>> Begin ITEMS
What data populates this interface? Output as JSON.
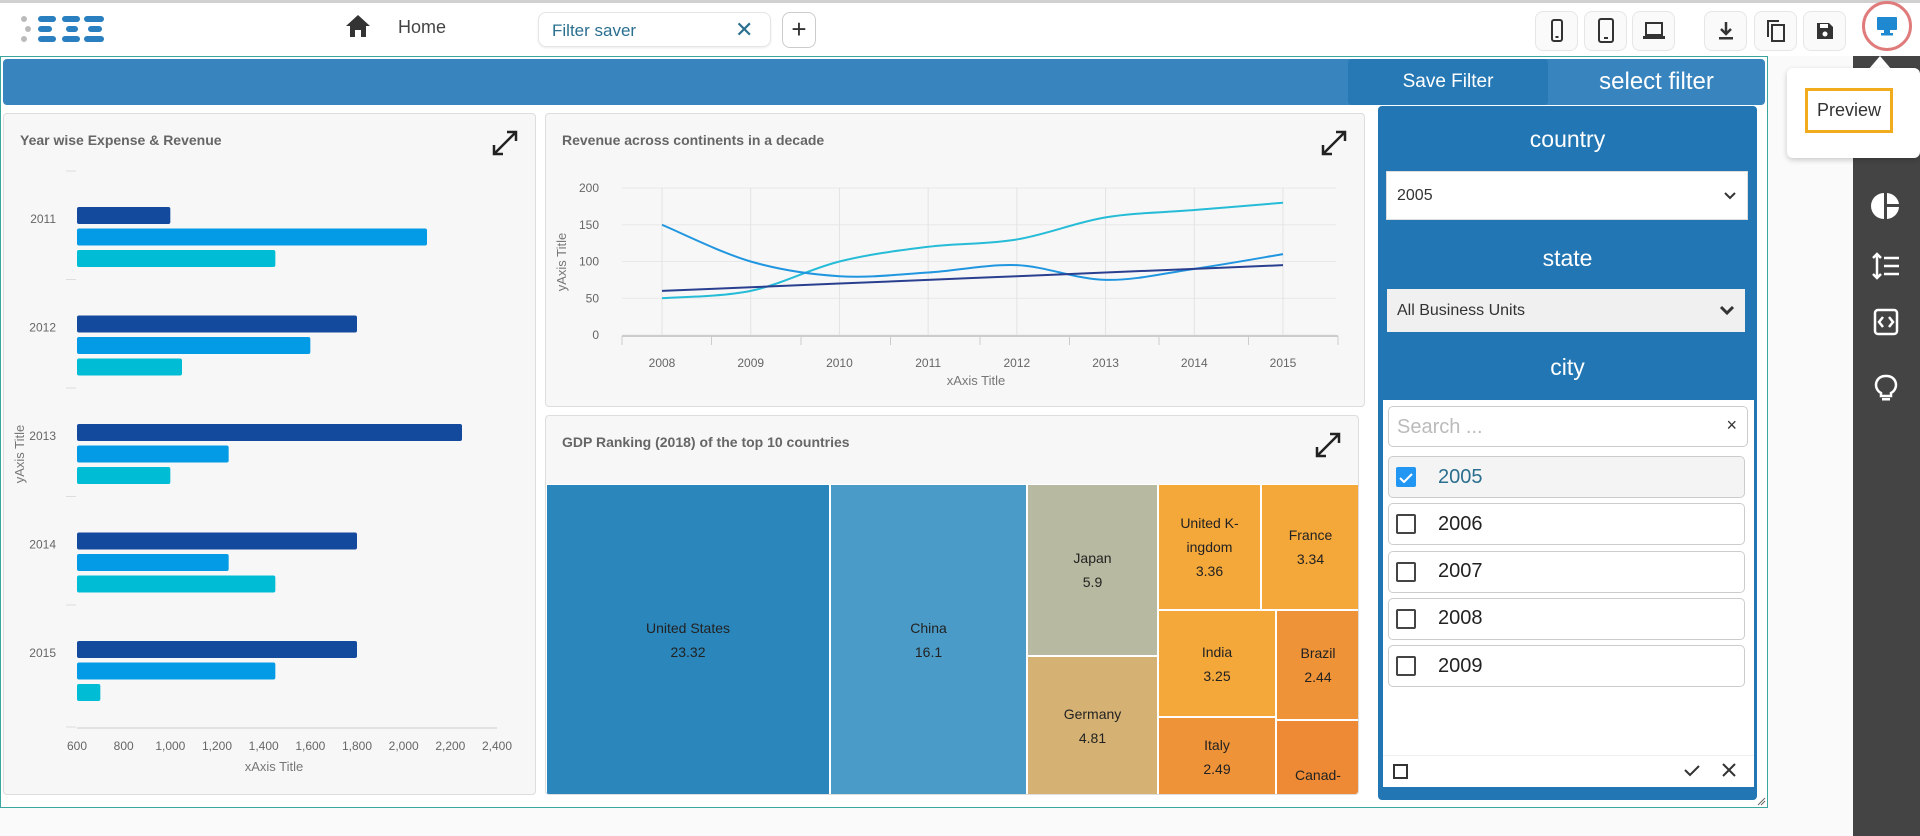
{
  "header": {
    "logo_text": "BDB",
    "home_label": "Home",
    "tab_label": "Filter saver",
    "add_tab_label": "+",
    "device_buttons": [
      "mobile-icon",
      "tablet-icon",
      "laptop-icon"
    ],
    "action_buttons": [
      "download-icon",
      "copy-icon",
      "save-icon",
      "monitor-icon"
    ],
    "tooltip": "Preview"
  },
  "banner": {
    "save_filter": "Save Filter",
    "select_filter": "select filter"
  },
  "bar_panel": {
    "title": "Year wise Expense & Revenue"
  },
  "line_panel": {
    "title": "Revenue across continents in a decade"
  },
  "treemap_panel": {
    "title": "GDP Ranking (2018) of the top 10 countries"
  },
  "chart_data": [
    {
      "type": "bar",
      "orientation": "horizontal",
      "title": "Year wise Expense & Revenue",
      "xlabel": "xAxis Title",
      "ylabel": "yAxis Title",
      "categories": [
        "2011",
        "2012",
        "2013",
        "2014",
        "2015"
      ],
      "xlim": [
        600,
        2400
      ],
      "xticks": [
        "600",
        "800",
        "1,000",
        "1,200",
        "1,400",
        "1,600",
        "1,800",
        "2,000",
        "2,200",
        "2,400"
      ],
      "series": [
        {
          "color": "#144a9e",
          "values": [
            1000,
            1800,
            2250,
            1800,
            1800
          ]
        },
        {
          "color": "#039be5",
          "values": [
            2100,
            1600,
            1250,
            1250,
            1450
          ]
        },
        {
          "color": "#00bcd4",
          "values": [
            1450,
            1050,
            1000,
            1450,
            700
          ]
        }
      ]
    },
    {
      "type": "line",
      "title": "Revenue across continents in a decade",
      "xlabel": "xAxis Title",
      "ylabel": "yAxis Title",
      "x": [
        "2008",
        "2009",
        "2010",
        "2011",
        "2012",
        "2013",
        "2014",
        "2015"
      ],
      "ylim": [
        0,
        200
      ],
      "yticks": [
        "0",
        "50",
        "100",
        "150",
        "200"
      ],
      "grid": true,
      "series": [
        {
          "color": "#26bcd7",
          "values": [
            50,
            60,
            100,
            120,
            130,
            160,
            170,
            180
          ]
        },
        {
          "color": "#2196e0",
          "values": [
            150,
            100,
            80,
            85,
            95,
            75,
            90,
            110
          ]
        },
        {
          "color": "#2a3f8f",
          "values": [
            60,
            65,
            70,
            75,
            80,
            85,
            90,
            95
          ]
        }
      ]
    },
    {
      "type": "treemap",
      "title": "GDP Ranking (2018) of the top 10 countries",
      "items": [
        {
          "label": "United States",
          "value": "23.32",
          "color": "#2a86bb"
        },
        {
          "label": "China",
          "value": "16.1",
          "color": "#4a9bc8"
        },
        {
          "label": "Japan",
          "value": "5.9",
          "color": "#b7b9a0"
        },
        {
          "label": "Germany",
          "value": "4.81",
          "color": "#d5b274"
        },
        {
          "label": "United K-ingdom",
          "value": "3.36",
          "color": "#f5a83a"
        },
        {
          "label": "France",
          "value": "3.34",
          "color": "#f5a83a"
        },
        {
          "label": "India",
          "value": "3.25",
          "color": "#f5a83a"
        },
        {
          "label": "Brazil",
          "value": "2.44",
          "color": "#ef9338"
        },
        {
          "label": "Italy",
          "value": "2.49",
          "color": "#ef9338"
        },
        {
          "label": "Canad-",
          "value": "",
          "color": "#ee8a35"
        }
      ]
    }
  ],
  "filter": {
    "country_label": "country",
    "country_value": "2005",
    "state_label": "state",
    "state_value": "All Business Units",
    "city_label": "city",
    "search_placeholder": "Search ...",
    "clear": "×",
    "cities": [
      {
        "label": "2005",
        "checked": true
      },
      {
        "label": "2006",
        "checked": false
      },
      {
        "label": "2007",
        "checked": false
      },
      {
        "label": "2008",
        "checked": false
      },
      {
        "label": "2009",
        "checked": false
      }
    ]
  },
  "sidebar": {
    "icons": [
      "pie-chart-icon",
      "line-height-icon",
      "code-icon",
      "lightbulb-icon"
    ]
  }
}
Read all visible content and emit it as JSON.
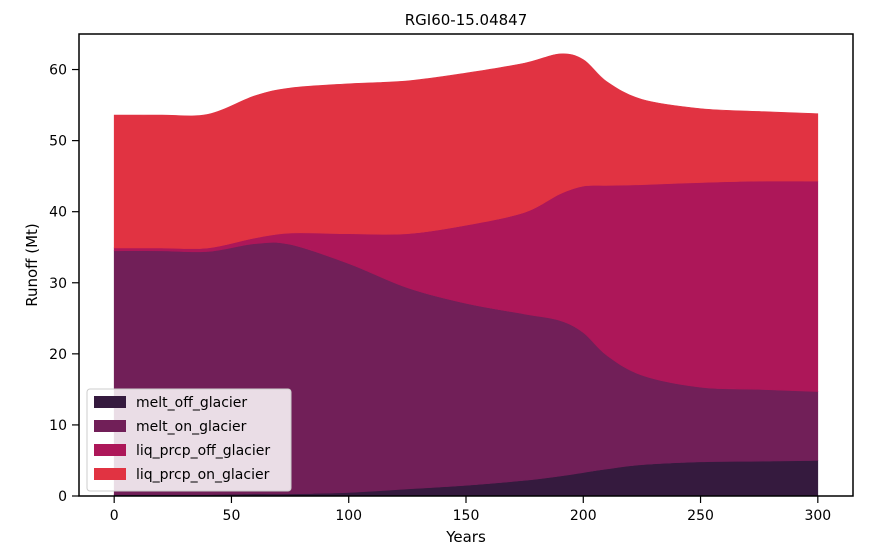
{
  "chart_data": {
    "type": "area",
    "stacked": true,
    "title": "RGI60-15.04847",
    "xlabel": "Years",
    "ylabel": "Runoff (Mt)",
    "xlim": [
      -15,
      315
    ],
    "ylim": [
      0,
      65
    ],
    "xticks": [
      0,
      50,
      100,
      150,
      200,
      250,
      300
    ],
    "yticks": [
      0,
      10,
      20,
      30,
      40,
      50,
      60
    ],
    "grid": false,
    "legend_position": "lower-left",
    "x": [
      0,
      20,
      40,
      60,
      75,
      100,
      125,
      150,
      175,
      190,
      200,
      210,
      225,
      250,
      275,
      300
    ],
    "series": [
      {
        "name": "melt_off_glacier",
        "color": "#351a3e",
        "values": [
          0.2,
          0.2,
          0.2,
          0.3,
          0.3,
          0.5,
          1.0,
          1.5,
          2.2,
          2.8,
          3.3,
          3.8,
          4.4,
          4.8,
          4.9,
          5.0
        ]
      },
      {
        "name": "melt_on_glacier",
        "color": "#711f58",
        "values": [
          34.3,
          34.3,
          34.2,
          35.2,
          35.1,
          32.2,
          28.3,
          25.6,
          23.4,
          21.9,
          19.7,
          16.0,
          12.6,
          10.5,
          10.1,
          9.7
        ]
      },
      {
        "name": "liq_prcp_off_glacier",
        "color": "#ad1759",
        "values": [
          0.4,
          0.4,
          0.5,
          0.8,
          1.6,
          4.2,
          7.6,
          11.0,
          14.3,
          17.8,
          20.6,
          23.9,
          26.8,
          28.8,
          29.3,
          29.6
        ]
      },
      {
        "name": "liq_prcp_on_glacier",
        "color": "#e13342",
        "values": [
          18.7,
          18.7,
          18.8,
          20.0,
          20.4,
          21.1,
          21.5,
          21.4,
          21.0,
          19.7,
          17.8,
          14.6,
          12.0,
          10.4,
          9.8,
          9.5
        ]
      }
    ]
  }
}
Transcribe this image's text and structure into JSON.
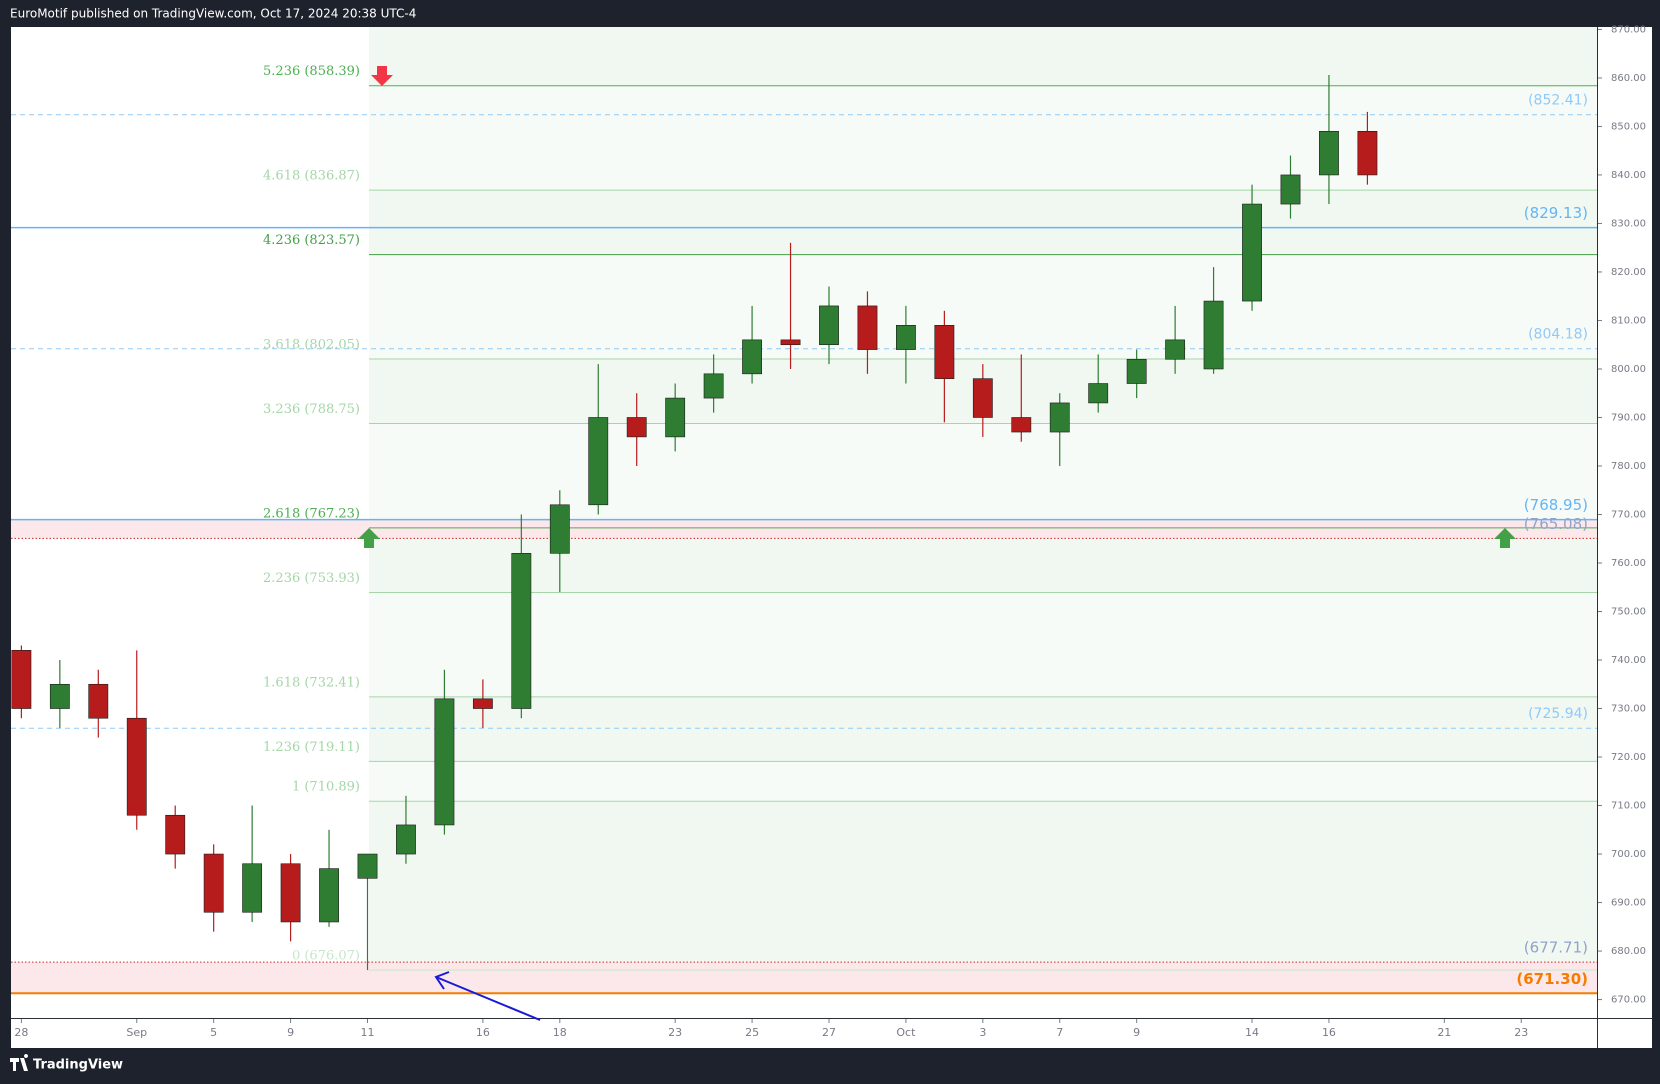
{
  "chart_data": {
    "type": "candlestick",
    "title": "EuroMotif published on TradingView.com, Oct 17, 2024 20:38 UTC-4",
    "brand": "TradingView",
    "up_color": "#2e7d32",
    "down_color": "#b71c1c",
    "x": [
      0,
      1,
      2,
      3,
      4,
      5,
      6,
      7,
      8,
      9,
      10,
      11,
      12,
      13,
      14,
      15,
      16,
      17,
      18,
      19,
      20,
      21,
      22,
      23,
      24,
      25,
      26,
      27,
      28,
      29,
      30,
      31,
      32,
      33,
      34,
      35
    ],
    "open": [
      742,
      730,
      735,
      728,
      708,
      700,
      688,
      698,
      686,
      695,
      700,
      706,
      732,
      730,
      762,
      772,
      790,
      786,
      794,
      799,
      806,
      805,
      813,
      804,
      809,
      798,
      790,
      787,
      793,
      797,
      802,
      800,
      814,
      834,
      840,
      849
    ],
    "high": [
      743,
      740,
      738,
      742,
      710,
      702,
      710,
      700,
      705,
      700,
      712,
      738,
      736,
      770,
      775,
      801,
      795,
      797,
      803,
      813,
      826,
      817,
      816,
      813,
      812,
      801,
      803,
      795,
      803,
      804,
      813,
      821,
      838,
      844,
      860.6,
      853
    ],
    "low": [
      728,
      726,
      724,
      705,
      697,
      684,
      686,
      682,
      685,
      676.07,
      698,
      704,
      726,
      728,
      754,
      770,
      780,
      783,
      791,
      797,
      800,
      801,
      799,
      797,
      789,
      786,
      785,
      780,
      791,
      794,
      799,
      799,
      812,
      831,
      834,
      838
    ],
    "close": [
      730,
      735,
      728,
      708,
      700,
      688,
      698,
      686,
      697,
      700,
      706,
      732,
      730,
      762,
      772,
      790,
      786,
      794,
      799,
      806,
      805,
      813,
      804,
      809,
      798,
      790,
      787,
      793,
      797,
      802,
      806,
      814,
      834,
      840,
      849,
      840
    ],
    "xlim": [
      -0.27,
      40.97
    ],
    "xticks": [
      {
        "value": 0,
        "label": "28"
      },
      {
        "value": 3,
        "label": "Sep"
      },
      {
        "value": 5,
        "label": "5"
      },
      {
        "value": 7,
        "label": "9"
      },
      {
        "value": 9,
        "label": "11"
      },
      {
        "value": 12,
        "label": "16"
      },
      {
        "value": 14,
        "label": "18"
      },
      {
        "value": 17,
        "label": "23"
      },
      {
        "value": 19,
        "label": "25"
      },
      {
        "value": 21,
        "label": "27"
      },
      {
        "value": 23,
        "label": "Oct"
      },
      {
        "value": 25,
        "label": "3"
      },
      {
        "value": 27,
        "label": "7"
      },
      {
        "value": 29,
        "label": "9"
      },
      {
        "value": 32,
        "label": "14"
      },
      {
        "value": 34,
        "label": "16"
      },
      {
        "value": 37,
        "label": "21"
      },
      {
        "value": 39,
        "label": "23"
      }
    ],
    "ylim": [
      666.2,
      870.5
    ],
    "yticks": [
      {
        "value": 670,
        "label": "670.00"
      },
      {
        "value": 680,
        "label": "680.00"
      },
      {
        "value": 690,
        "label": "690.00"
      },
      {
        "value": 700,
        "label": "700.00"
      },
      {
        "value": 710,
        "label": "710.00"
      },
      {
        "value": 720,
        "label": "720.00"
      },
      {
        "value": 730,
        "label": "730.00"
      },
      {
        "value": 740,
        "label": "740.00"
      },
      {
        "value": 750,
        "label": "750.00"
      },
      {
        "value": 760,
        "label": "760.00"
      },
      {
        "value": 770,
        "label": "770.00"
      },
      {
        "value": 780,
        "label": "780.00"
      },
      {
        "value": 790,
        "label": "790.00"
      },
      {
        "value": 800,
        "label": "800.00"
      },
      {
        "value": 810,
        "label": "810.00"
      },
      {
        "value": 820,
        "label": "820.00"
      },
      {
        "value": 830,
        "label": "830.00"
      },
      {
        "value": 840,
        "label": "840.00"
      },
      {
        "value": 850,
        "label": "850.00"
      },
      {
        "value": 860,
        "label": "860.00"
      },
      {
        "value": 870,
        "label": "870.00"
      }
    ],
    "fib_levels": [
      {
        "label": "5.236 (858.39)",
        "value": 858.39,
        "color": "#4caf50"
      },
      {
        "label": "4.618 (836.87)",
        "value": 836.87,
        "color": "#a5d6a7"
      },
      {
        "label": "4.236 (823.57)",
        "value": 823.57,
        "color": "#43a047"
      },
      {
        "label": "3.618 (802.05)",
        "value": 802.05,
        "color": "#a5d6a7"
      },
      {
        "label": "3.236 (788.75)",
        "value": 788.75,
        "color": "#a5d6a7"
      },
      {
        "label": "2.618 (767.23)",
        "value": 767.23,
        "color": "#4caf50"
      },
      {
        "label": "2.236 (753.93)",
        "value": 753.93,
        "color": "#a5d6a7"
      },
      {
        "label": "1.618 (732.41)",
        "value": 732.41,
        "color": "#a5d6a7"
      },
      {
        "label": "1.236 (719.11)",
        "value": 719.11,
        "color": "#a5d6a7"
      },
      {
        "label": "1 (710.89)",
        "value": 710.89,
        "color": "#a5d6a7"
      },
      {
        "label": "0 (676.07)",
        "value": 676.07,
        "color": "#c8e6c9"
      }
    ],
    "levels": [
      {
        "label": "(852.41)",
        "value": 852.41,
        "style": "dashed",
        "color": "#90caf9"
      },
      {
        "label": "(829.13)",
        "value": 829.13,
        "style": "solid",
        "color": "#64b5f6"
      },
      {
        "label": "(804.18)",
        "value": 804.18,
        "style": "dashed",
        "color": "#90caf9"
      },
      {
        "label": "(768.95)",
        "value": 768.95,
        "style": "solid",
        "color": "#64b5f6"
      },
      {
        "label": "(765.08)",
        "value": 765.08,
        "style": "dotted",
        "color": "#c62828"
      },
      {
        "label": "(725.94)",
        "value": 725.94,
        "style": "dashed",
        "color": "#90caf9"
      },
      {
        "label": "(677.71)",
        "value": 677.71,
        "style": "dotted",
        "color": "#c62828"
      },
      {
        "label": "(671.30)",
        "value": 671.3,
        "style": "thick",
        "color": "#f57c00"
      }
    ]
  }
}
>> End ITEMS
WRITTEN INSTRUCTION: What is the number of lines in the data that hold the string "type"? Answer with the number only.

SOLUTION FOR THIS TASK: 5